(Dataset entries)
::::::::::

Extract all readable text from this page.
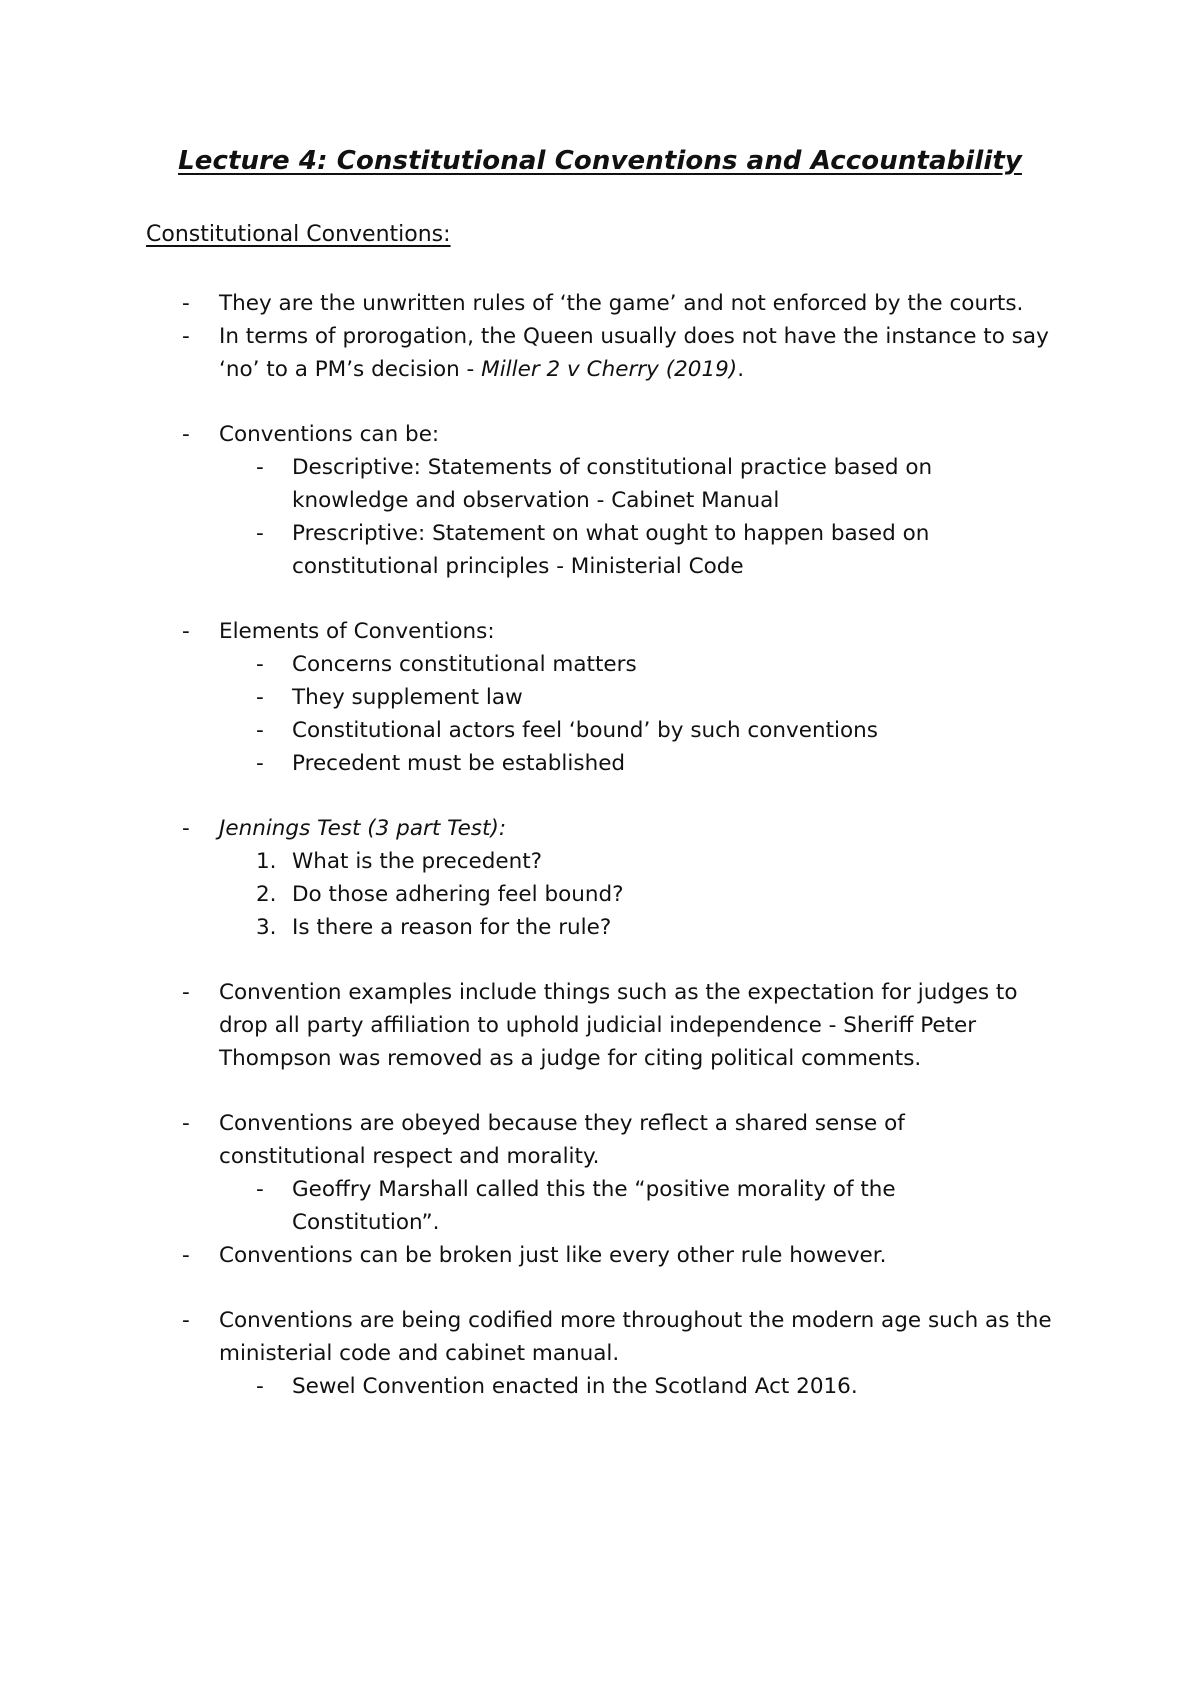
Lecture 4: Constitutional Conventions and Accountability
Constitutional Conventions:
- They are the unwritten rules of ‘the game’ and not enforced by the courts.
- In terms of prorogation, the Queen usually does not have the instance to say
‘no’ to a PM’s decision - Miller 2 v Cherry (2019).
- Conventions can be:
- Descriptive: Statements of constitutional practice based on
knowledge and observation - Cabinet Manual
- Prescriptive: Statement on what ought to happen based on
constitutional principles - Ministerial Code
- Elements of Conventions:
- Concerns constitutional matters
- They supplement law
- Constitutional actors feel ‘bound’ by such conventions
- Precedent must be established
- Jennings Test (3 part Test):
1. What is the precedent?
2. Do those adhering feel bound?
3. Is there a reason for the rule?
- Convention examples include things such as the expectation for judges to
drop all party affiliation to uphold judicial independence - Sheriff Peter
Thompson was removed as a judge for citing political comments.
- Conventions are obeyed because they reflect a shared sense of
constitutional respect and morality.
- Geoffry Marshall called this the “positive morality of the
Constitution”.
- Conventions can be broken just like every other rule however.
- Conventions are being codified more throughout the modern age such as the
ministerial code and cabinet manual.
- Sewel Convention enacted in the Scotland Act 2016.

::::::::::

Exercise objective:
Each entry above should be reproduced exactly, with the pictures removed.

Result of this task:
Extract all readable text from this page.
Lecture 4: Constitutional Conventions and Accountability
Constitutional Conventions:
- They are the unwritten rules of ‘the game’ and not enforced by the courts.
- In terms of prorogation, the Queen usually does not have the instance to say
‘no’ to a PM’s decision - Miller 2 v Cherry (2019).
- Conventions can be:
- Descriptive: Statements of constitutional practice based on
knowledge and observation - Cabinet Manual
- Prescriptive: Statement on what ought to happen based on
constitutional principles - Ministerial Code
- Elements of Conventions:
- Concerns constitutional matters
- They supplement law
- Constitutional actors feel ‘bound’ by such conventions
- Precedent must be established
- Jennings Test (3 part Test):
1. What is the precedent?
2. Do those adhering feel bound?
3. Is there a reason for the rule?
- Convention examples include things such as the expectation for judges to
drop all party affiliation to uphold judicial independence - Sheriff Peter
Thompson was removed as a judge for citing political comments.
- Conventions are obeyed because they reflect a shared sense of
constitutional respect and morality.
- Geoffry Marshall called this the “positive morality of the
Constitution”.
- Conventions can be broken just like every other rule however.
- Conventions are being codified more throughout the modern age such as the
ministerial code and cabinet manual.
- Sewel Convention enacted in the Scotland Act 2016.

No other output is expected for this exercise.